== GIVEN DATA ==

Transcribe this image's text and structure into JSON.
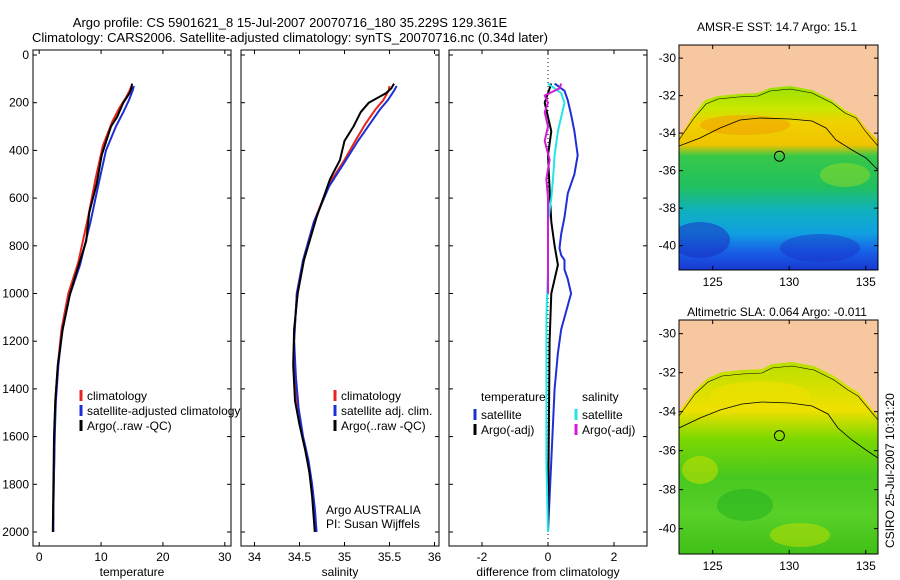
{
  "title": {
    "line1": "Argo profile: CS 5901621_8 15-Jul-2007 20070716_180 35.229S 129.361E",
    "line2": "Climatology: CARS2006. Satellite-adjusted climatology: synTS_20070716.nc (0.34d later)"
  },
  "side_label": "CSIRO 25-Jul-2007 10:31:20",
  "colors": {
    "climatology": "#e8251b",
    "satellite": "#1f2fd6",
    "argo": "#000000",
    "sat_diff": "#22e6e6",
    "argo_adj": "#d21bd2",
    "land": "#f7c8a0"
  },
  "chart_data": [
    {
      "type": "line",
      "id": "temperature",
      "xlabel": "temperature",
      "ylabel": "",
      "xlim": [
        -1,
        31
      ],
      "ylim": [
        2050,
        0
      ],
      "xticks": [
        0,
        10,
        20,
        30
      ],
      "yticks": [
        0,
        200,
        400,
        600,
        800,
        1000,
        1200,
        1400,
        1600,
        1800,
        2000
      ],
      "legend_position": "lower-center",
      "legend": [
        "climatology",
        "satellite-adjusted climatology",
        "Argo(..raw -QC)"
      ],
      "series": [
        {
          "name": "climatology",
          "color_key": "climatology",
          "x": [
            14.9,
            14.6,
            14.0,
            13.0,
            11.8,
            10.3,
            9.1,
            7.9,
            6.3,
            4.7,
            3.6,
            3.0,
            2.6,
            2.5,
            2.4,
            2.3,
            2.3
          ],
          "y": [
            130,
            150,
            180,
            220,
            280,
            380,
            520,
            680,
            870,
            1000,
            1150,
            1300,
            1450,
            1600,
            1750,
            1900,
            1950
          ]
        },
        {
          "name": "satellite-adjusted climatology",
          "color_key": "satellite",
          "x": [
            15.3,
            15.1,
            14.5,
            13.6,
            12.4,
            10.8,
            9.6,
            8.3,
            6.6,
            4.9,
            3.7,
            3.1,
            2.7,
            2.5,
            2.4,
            2.3,
            2.3
          ],
          "y": [
            130,
            150,
            190,
            240,
            300,
            400,
            540,
            700,
            880,
            1010,
            1160,
            1300,
            1450,
            1600,
            1750,
            1900,
            2000
          ]
        },
        {
          "name": "Argo(..raw -QC)",
          "color_key": "argo",
          "x": [
            15.0,
            14.9,
            14.6,
            13.6,
            12.6,
            11.6,
            10.1,
            9.3,
            8.1,
            7.6,
            6.4,
            5.0,
            3.8,
            3.0,
            2.6,
            2.4,
            2.3,
            2.2
          ],
          "y": [
            120,
            140,
            160,
            200,
            260,
            300,
            420,
            540,
            660,
            780,
            880,
            1000,
            1150,
            1300,
            1450,
            1600,
            1800,
            2000
          ]
        }
      ]
    },
    {
      "type": "line",
      "id": "salinity",
      "xlabel": "salinity",
      "ylabel": "",
      "xlim": [
        33.85,
        36.05
      ],
      "ylim": [
        2050,
        0
      ],
      "xticks": [
        34,
        34.5,
        35,
        35.5,
        36
      ],
      "xticklabels": [
        "34",
        "34.5",
        "35",
        "35.5",
        "36"
      ],
      "legend_position": "lower-right",
      "legend": [
        "climatology",
        "satellite adj. clim.",
        "Argo(..raw -QC)"
      ],
      "annotation": [
        "Argo AUSTRALIA",
        "PI: Susan Wijffels"
      ],
      "series": [
        {
          "name": "climatology",
          "color_key": "climatology",
          "x": [
            35.5,
            35.49,
            35.43,
            35.34,
            35.23,
            35.12,
            35.0,
            34.83,
            34.66,
            34.54,
            34.47,
            34.44,
            34.45,
            34.48,
            34.53,
            34.59,
            34.63,
            34.66,
            34.68
          ],
          "y": [
            130,
            150,
            190,
            230,
            290,
            360,
            440,
            540,
            700,
            860,
            1000,
            1200,
            1350,
            1480,
            1600,
            1700,
            1800,
            1900,
            1950
          ]
        },
        {
          "name": "satellite adj. clim.",
          "color_key": "satellite",
          "x": [
            35.58,
            35.55,
            35.48,
            35.39,
            35.28,
            35.15,
            35.0,
            34.83,
            34.66,
            34.54,
            34.47,
            34.44,
            34.46,
            34.49,
            34.54,
            34.6,
            34.64,
            34.67,
            34.69
          ],
          "y": [
            130,
            150,
            190,
            230,
            290,
            360,
            450,
            550,
            700,
            860,
            1000,
            1200,
            1350,
            1480,
            1600,
            1700,
            1800,
            1900,
            2000
          ]
        },
        {
          "name": "Argo(..raw -QC)",
          "color_key": "argo",
          "x": [
            35.55,
            35.52,
            35.46,
            35.27,
            35.18,
            35.1,
            35.0,
            34.95,
            34.84,
            34.69,
            34.55,
            34.48,
            34.44,
            34.43,
            34.45,
            34.5,
            34.56,
            34.61,
            34.64,
            34.67
          ],
          "y": [
            120,
            140,
            160,
            200,
            240,
            300,
            360,
            440,
            520,
            680,
            860,
            1000,
            1150,
            1300,
            1450,
            1550,
            1650,
            1750,
            1850,
            2000
          ]
        }
      ]
    },
    {
      "type": "line",
      "id": "difference",
      "xlabel": "difference from climatology",
      "ylabel": "",
      "xlim": [
        -3,
        3
      ],
      "ylim": [
        2050,
        0
      ],
      "xticks": [
        -2,
        0,
        2
      ],
      "legend_position": "lower-center",
      "legend_groups": [
        {
          "header": "temperature",
          "items": [
            "satellite",
            "Argo(-adj)"
          ]
        },
        {
          "header": "salinity",
          "items": [
            "satellite",
            "Argo(-adj)"
          ]
        }
      ],
      "series": [
        {
          "name": "temperature satellite",
          "color_key": "satellite",
          "x": [
            0.2,
            0.5,
            0.6,
            0.7,
            0.8,
            0.9,
            0.8,
            0.6,
            0.5,
            0.4,
            0.35,
            0.4,
            0.5,
            0.5,
            0.6,
            0.7,
            0.6,
            0.5,
            0.4,
            0.3,
            0.2,
            0.1,
            0.0
          ],
          "y": [
            120,
            150,
            190,
            250,
            320,
            420,
            500,
            580,
            680,
            750,
            810,
            840,
            860,
            900,
            940,
            1000,
            1050,
            1100,
            1150,
            1250,
            1400,
            1700,
            2000
          ]
        },
        {
          "name": "temperature Argo(-adj)",
          "color_key": "argo",
          "x": [
            0.1,
            0.0,
            -0.1,
            0.0,
            0.1,
            0.0,
            0.05,
            0.1,
            0.2,
            0.3,
            0.2,
            0.1,
            0.05,
            0.0
          ],
          "y": [
            120,
            160,
            200,
            260,
            320,
            420,
            560,
            700,
            800,
            880,
            940,
            1000,
            1200,
            2000
          ]
        },
        {
          "name": "salinity satellite",
          "color_key": "sat_diff",
          "x": [
            0.0,
            0.4,
            0.5,
            0.4,
            0.3,
            0.2,
            0.15,
            0.1,
            0.0,
            0.0,
            -0.05,
            -0.05,
            -0.05,
            0.0
          ],
          "y": [
            120,
            160,
            200,
            260,
            320,
            420,
            520,
            600,
            700,
            900,
            1100,
            1400,
            1700,
            2000
          ]
        },
        {
          "name": "salinity Argo(-adj)",
          "color_key": "argo_adj",
          "x": [
            0.4,
            0.35,
            -0.1,
            0.0,
            -0.1,
            0.0,
            -0.1,
            0.05,
            -0.05,
            0.0,
            0.0,
            0.0
          ],
          "y": [
            120,
            140,
            170,
            200,
            240,
            300,
            360,
            440,
            520,
            600,
            800,
            1000
          ]
        }
      ]
    },
    {
      "type": "heatmap",
      "id": "sst-map",
      "title": "AMSR-E SST: 14.7 Argo: 15.1",
      "xlim": [
        122.8,
        135.8
      ],
      "ylim": [
        -41.3,
        -29.3
      ],
      "xticks": [
        125,
        130,
        135
      ],
      "yticks": [
        -30,
        -32,
        -34,
        -36,
        -38,
        -40
      ],
      "marker": {
        "lon": 129.36,
        "lat": -35.23
      }
    },
    {
      "type": "heatmap",
      "id": "sla-map",
      "title": "Altimetric SLA: 0.064 Argo: -0.011",
      "xlim": [
        122.8,
        135.8
      ],
      "ylim": [
        -41.3,
        -29.3
      ],
      "xticks": [
        125,
        130,
        135
      ],
      "yticks": [
        -30,
        -32,
        -34,
        -36,
        -38,
        -40
      ],
      "marker": {
        "lon": 129.36,
        "lat": -35.23
      }
    }
  ]
}
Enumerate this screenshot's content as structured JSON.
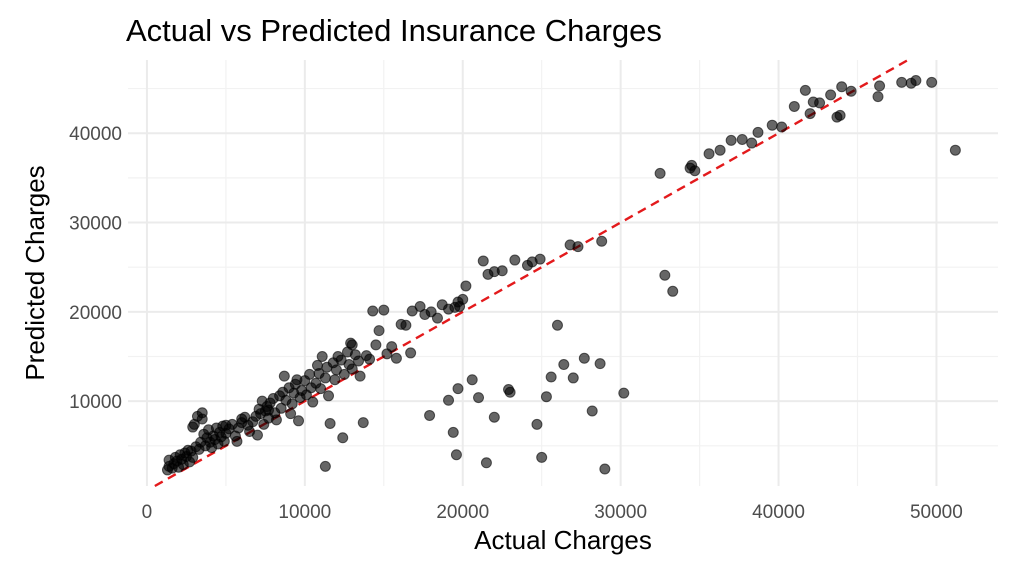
{
  "chart_data": {
    "type": "scatter",
    "title": "Actual vs Predicted Insurance Charges",
    "xlabel": "Actual Charges",
    "ylabel": "Predicted Charges",
    "xlim": [
      -1200,
      53900
    ],
    "ylim": [
      500,
      48200
    ],
    "x_ticks": [
      0,
      10000,
      20000,
      30000,
      40000,
      50000
    ],
    "y_ticks": [
      10000,
      20000,
      30000,
      40000
    ],
    "x_tick_labels": [
      "0",
      "10000",
      "20000",
      "30000",
      "40000",
      "50000"
    ],
    "y_tick_labels": [
      "10000",
      "20000",
      "30000",
      "40000"
    ],
    "grid": true,
    "reference_line": {
      "slope": 1,
      "intercept": 0,
      "style": "dashed",
      "color": "#e31a1c"
    },
    "points": [
      [
        1300,
        2300
      ],
      [
        1400,
        2700
      ],
      [
        1400,
        3400
      ],
      [
        1600,
        2500
      ],
      [
        1700,
        3000
      ],
      [
        1800,
        3700
      ],
      [
        1900,
        3300
      ],
      [
        2000,
        2600
      ],
      [
        2100,
        4000
      ],
      [
        2200,
        3500
      ],
      [
        2300,
        2900
      ],
      [
        2400,
        4200
      ],
      [
        2500,
        3800
      ],
      [
        2600,
        4500
      ],
      [
        2700,
        3200
      ],
      [
        2800,
        4400
      ],
      [
        2900,
        3700
      ],
      [
        3000,
        7400
      ],
      [
        3100,
        4900
      ],
      [
        3200,
        8300
      ],
      [
        3300,
        4600
      ],
      [
        3400,
        5400
      ],
      [
        3500,
        8700
      ],
      [
        3600,
        6300
      ],
      [
        3700,
        5000
      ],
      [
        3800,
        5900
      ],
      [
        3900,
        6800
      ],
      [
        4000,
        5400
      ],
      [
        4100,
        4800
      ],
      [
        4200,
        6100
      ],
      [
        4300,
        5700
      ],
      [
        4400,
        7000
      ],
      [
        4500,
        5200
      ],
      [
        4600,
        6500
      ],
      [
        4700,
        6000
      ],
      [
        4800,
        7200
      ],
      [
        4900,
        5500
      ],
      [
        5000,
        6400
      ],
      [
        5200,
        6900
      ],
      [
        5400,
        7400
      ],
      [
        5600,
        6100
      ],
      [
        5700,
        5500
      ],
      [
        5800,
        7000
      ],
      [
        6000,
        7600
      ],
      [
        6200,
        8200
      ],
      [
        6400,
        7300
      ],
      [
        6500,
        6600
      ],
      [
        6700,
        7700
      ],
      [
        6900,
        8300
      ],
      [
        7000,
        6200
      ],
      [
        7100,
        9100
      ],
      [
        7200,
        8600
      ],
      [
        7300,
        10000
      ],
      [
        7400,
        7400
      ],
      [
        7500,
        8900
      ],
      [
        7600,
        9400
      ],
      [
        7700,
        8100
      ],
      [
        7800,
        9800
      ],
      [
        8000,
        10300
      ],
      [
        8100,
        8700
      ],
      [
        8200,
        7900
      ],
      [
        8400,
        10600
      ],
      [
        8500,
        9200
      ],
      [
        8600,
        11000
      ],
      [
        8700,
        12800
      ],
      [
        8800,
        10100
      ],
      [
        9000,
        11500
      ],
      [
        9100,
        8600
      ],
      [
        9200,
        9700
      ],
      [
        9300,
        10900
      ],
      [
        9400,
        11900
      ],
      [
        9600,
        7800
      ],
      [
        9700,
        10400
      ],
      [
        9800,
        11200
      ],
      [
        10000,
        12300
      ],
      [
        10100,
        10700
      ],
      [
        10300,
        13000
      ],
      [
        10400,
        11500
      ],
      [
        10500,
        9900
      ],
      [
        10700,
        12000
      ],
      [
        10800,
        14000
      ],
      [
        10900,
        13100
      ],
      [
        11000,
        11400
      ],
      [
        11100,
        15000
      ],
      [
        11300,
        12600
      ],
      [
        11400,
        13800
      ],
      [
        11500,
        10600
      ],
      [
        11600,
        7500
      ],
      [
        11800,
        14300
      ],
      [
        11900,
        12400
      ],
      [
        12000,
        13500
      ],
      [
        12100,
        15000
      ],
      [
        12300,
        14600
      ],
      [
        12400,
        5900
      ],
      [
        12500,
        13000
      ],
      [
        12700,
        15500
      ],
      [
        12800,
        14100
      ],
      [
        12900,
        16500
      ],
      [
        13000,
        13600
      ],
      [
        13200,
        15200
      ],
      [
        13400,
        14500
      ],
      [
        13500,
        12800
      ],
      [
        13700,
        7600
      ],
      [
        13900,
        15100
      ],
      [
        14100,
        14700
      ],
      [
        14300,
        20100
      ],
      [
        14500,
        16300
      ],
      [
        14700,
        17900
      ],
      [
        15000,
        20200
      ],
      [
        15200,
        15300
      ],
      [
        15500,
        16100
      ],
      [
        15800,
        14800
      ],
      [
        16100,
        18600
      ],
      [
        16400,
        18500
      ],
      [
        16700,
        15400
      ],
      [
        17300,
        20600
      ],
      [
        17600,
        19700
      ],
      [
        18000,
        20000
      ],
      [
        18400,
        19300
      ],
      [
        18700,
        20800
      ],
      [
        19100,
        20300
      ],
      [
        19500,
        20500
      ],
      [
        19700,
        21100
      ],
      [
        20000,
        21400
      ],
      [
        20200,
        22900
      ],
      [
        11300,
        2700
      ],
      [
        17900,
        8400
      ],
      [
        19100,
        10100
      ],
      [
        19400,
        6500
      ],
      [
        19600,
        4000
      ],
      [
        19700,
        11400
      ],
      [
        20600,
        12400
      ],
      [
        21000,
        10400
      ],
      [
        21500,
        3100
      ],
      [
        22000,
        8200
      ],
      [
        22500,
        24600
      ],
      [
        22900,
        11300
      ],
      [
        23300,
        25800
      ],
      [
        24100,
        25200
      ],
      [
        24400,
        25600
      ],
      [
        24700,
        7400
      ],
      [
        24900,
        25900
      ],
      [
        25000,
        3700
      ],
      [
        25300,
        10500
      ],
      [
        25600,
        12700
      ],
      [
        26000,
        18500
      ],
      [
        26400,
        14100
      ],
      [
        26800,
        27500
      ],
      [
        27000,
        12600
      ],
      [
        27300,
        27300
      ],
      [
        27700,
        14800
      ],
      [
        28200,
        8900
      ],
      [
        28700,
        14200
      ],
      [
        28800,
        27900
      ],
      [
        29000,
        2400
      ],
      [
        30200,
        10900
      ],
      [
        32500,
        35500
      ],
      [
        32800,
        24100
      ],
      [
        33300,
        22300
      ],
      [
        34400,
        36100
      ],
      [
        34500,
        36400
      ],
      [
        34700,
        35800
      ],
      [
        35600,
        37700
      ],
      [
        36300,
        38100
      ],
      [
        37000,
        39200
      ],
      [
        37700,
        39300
      ],
      [
        38300,
        38900
      ],
      [
        38700,
        40100
      ],
      [
        39600,
        40900
      ],
      [
        40200,
        40700
      ],
      [
        41000,
        43000
      ],
      [
        41700,
        44800
      ],
      [
        42000,
        42200
      ],
      [
        42200,
        43500
      ],
      [
        42600,
        43400
      ],
      [
        43300,
        44300
      ],
      [
        43700,
        41800
      ],
      [
        43900,
        42000
      ],
      [
        44000,
        45200
      ],
      [
        44600,
        44700
      ],
      [
        46300,
        44100
      ],
      [
        46400,
        45300
      ],
      [
        47800,
        45700
      ],
      [
        48400,
        45600
      ],
      [
        48700,
        45900
      ],
      [
        49700,
        45700
      ],
      [
        51200,
        38100
      ],
      [
        21300,
        25700
      ],
      [
        21600,
        24200
      ],
      [
        22000,
        24500
      ],
      [
        2900,
        7100
      ],
      [
        3500,
        8000
      ],
      [
        5000,
        7300
      ],
      [
        6000,
        8000
      ],
      [
        7700,
        9000
      ],
      [
        9500,
        12400
      ],
      [
        13000,
        16300
      ],
      [
        16800,
        20100
      ],
      [
        19800,
        20600
      ],
      [
        23000,
        11000
      ]
    ]
  }
}
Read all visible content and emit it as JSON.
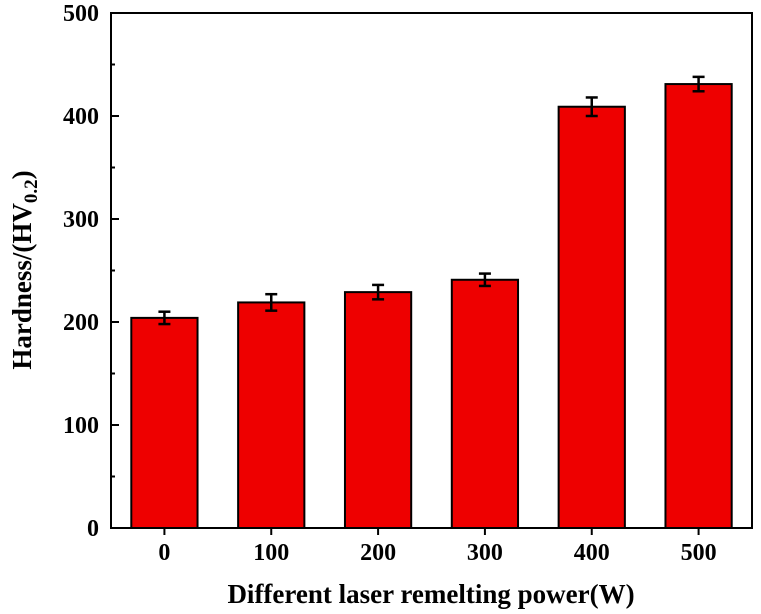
{
  "chart_data": {
    "type": "bar",
    "categories": [
      "0",
      "100",
      "200",
      "300",
      "400",
      "500"
    ],
    "values": [
      204,
      219,
      229,
      241,
      409,
      431
    ],
    "errors": [
      6,
      8,
      7,
      6,
      9,
      7
    ],
    "xlabel": "Different laser remelting power(W)",
    "ylabel": {
      "prefix": "Hardness/(HV",
      "subscript": "0.2",
      "suffix": ")"
    },
    "ylim": [
      0,
      500
    ],
    "yticks": [
      "0",
      "100",
      "200",
      "300",
      "400",
      "500"
    ],
    "grid": false,
    "bar_color": "#ee0000",
    "bar_edge_color": "#000000"
  }
}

===

◆ **TASK**
Beginning at the line that contains "Read all visible content and emit it as JSON.", copy each remaining line of the records exactly, through the final one. Omit the pictures.

◆ **SOLUTION TO THIS PROBLEM**
Read all visible content and emit it as JSON.
{
  "chart_data": {
    "type": "bar",
    "categories": [
      "0",
      "100",
      "200",
      "300",
      "400",
      "500"
    ],
    "values": [
      204,
      219,
      229,
      241,
      409,
      431
    ],
    "errors": [
      6,
      8,
      7,
      6,
      9,
      7
    ],
    "xlabel": "Different laser remelting power(W)",
    "ylabel": {
      "prefix": "Hardness/(HV",
      "subscript": "0.2",
      "suffix": ")"
    },
    "ylim": [
      0,
      500
    ],
    "yticks": [
      "0",
      "100",
      "200",
      "300",
      "400",
      "500"
    ],
    "grid": false,
    "bar_color": "#ee0000",
    "bar_edge_color": "#000000"
  }
}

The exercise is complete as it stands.